Draw out every line with the word "SIGN" from the listing below.

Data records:
━━━━━━━━━━━━━━━━━━━━━━━━━━━━━━

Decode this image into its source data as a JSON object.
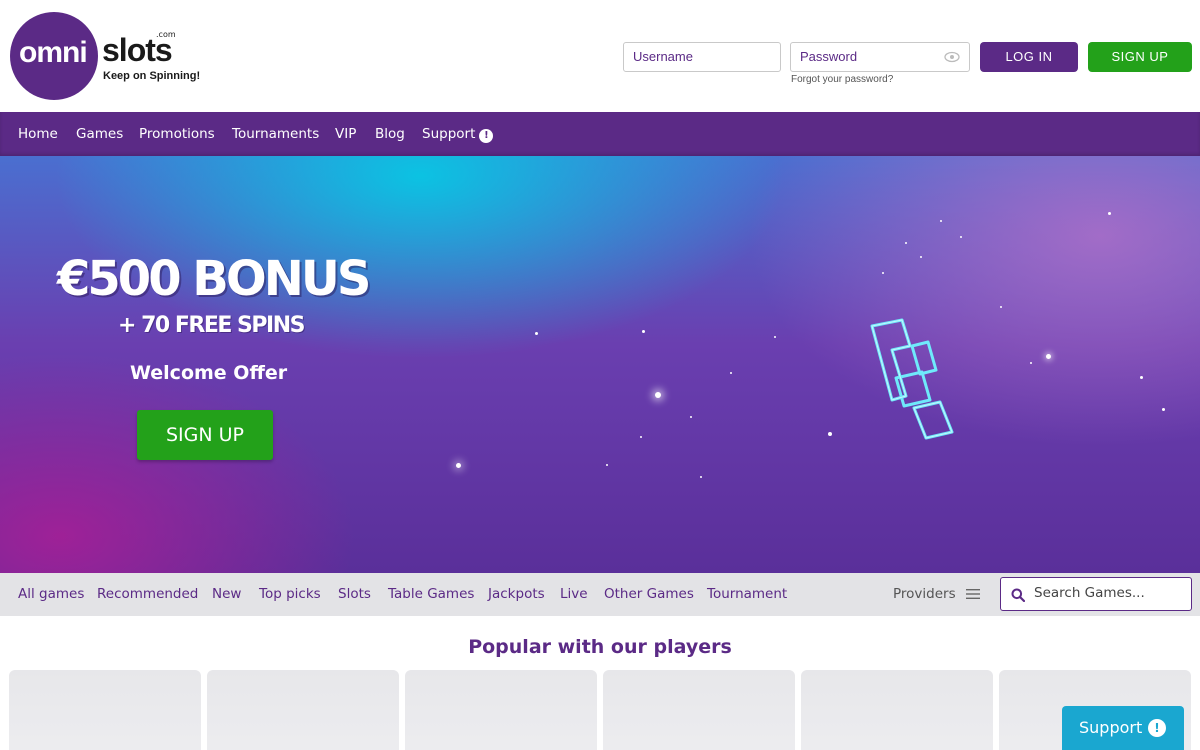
{
  "brand": {
    "logo_omni": "omni",
    "logo_slots": "slots",
    "logo_com": ".com",
    "tagline": "Keep on Spinning!",
    "primary_color": "#5b2a86",
    "accent_green": "#23a11a",
    "support_blue": "#1aa7d0"
  },
  "login": {
    "username_placeholder": "Username",
    "password_placeholder": "Password",
    "forgot_label": "Forgot your password?",
    "login_label": "LOG IN",
    "signup_label": "SIGN UP",
    "eye_icon": "eye-icon"
  },
  "nav": {
    "items": [
      "Home",
      "Games",
      "Promotions",
      "Tournaments",
      "VIP",
      "Blog",
      "Support"
    ],
    "support_badge": "!"
  },
  "hero": {
    "title": "€500 BONUS",
    "subtitle": "+ 70 FREE SPINS",
    "offer": "Welcome Offer",
    "cta_label": "SIGN UP"
  },
  "categories": {
    "items": [
      "All games",
      "Recommended",
      "New",
      "Top picks",
      "Slots",
      "Table Games",
      "Jackpots",
      "Live",
      "Other Games",
      "Tournament"
    ],
    "providers_label": "Providers",
    "menu_icon": "hamburger-icon",
    "search_placeholder": "Search Games...",
    "search_icon": "search-icon"
  },
  "popular": {
    "title": "Popular with our players"
  },
  "support_widget": {
    "label": "Support",
    "badge": "!"
  }
}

━━━━━━━━━━━━━━━━━━━━━━━━━━━━━━

THE SOLUTION:
    "signup_label": "SIGN UP",
    "cta_label": "SIGN UP"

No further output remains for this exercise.